• [WHAT THE TASK ASKS]:
Look through the material and copy each line holding "Вариант".

......

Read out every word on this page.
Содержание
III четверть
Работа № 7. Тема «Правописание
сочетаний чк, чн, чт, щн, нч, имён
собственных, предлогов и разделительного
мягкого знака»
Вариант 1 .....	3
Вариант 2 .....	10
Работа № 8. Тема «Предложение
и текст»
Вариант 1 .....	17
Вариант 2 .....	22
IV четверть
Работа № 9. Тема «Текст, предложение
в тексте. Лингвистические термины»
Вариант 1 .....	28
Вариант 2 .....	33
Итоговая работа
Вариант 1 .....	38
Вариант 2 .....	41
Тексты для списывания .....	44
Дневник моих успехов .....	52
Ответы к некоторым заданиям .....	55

......

• [RESULT OF THE EXERCISE]:
Вариант 1 .....	3
Вариант 2 .....	10
Вариант 1 .....	17
Вариант 2 .....	22
Вариант 1 .....	28
Вариант 2 .....	33
Вариант 1 .....	38
Вариант 2 .....	41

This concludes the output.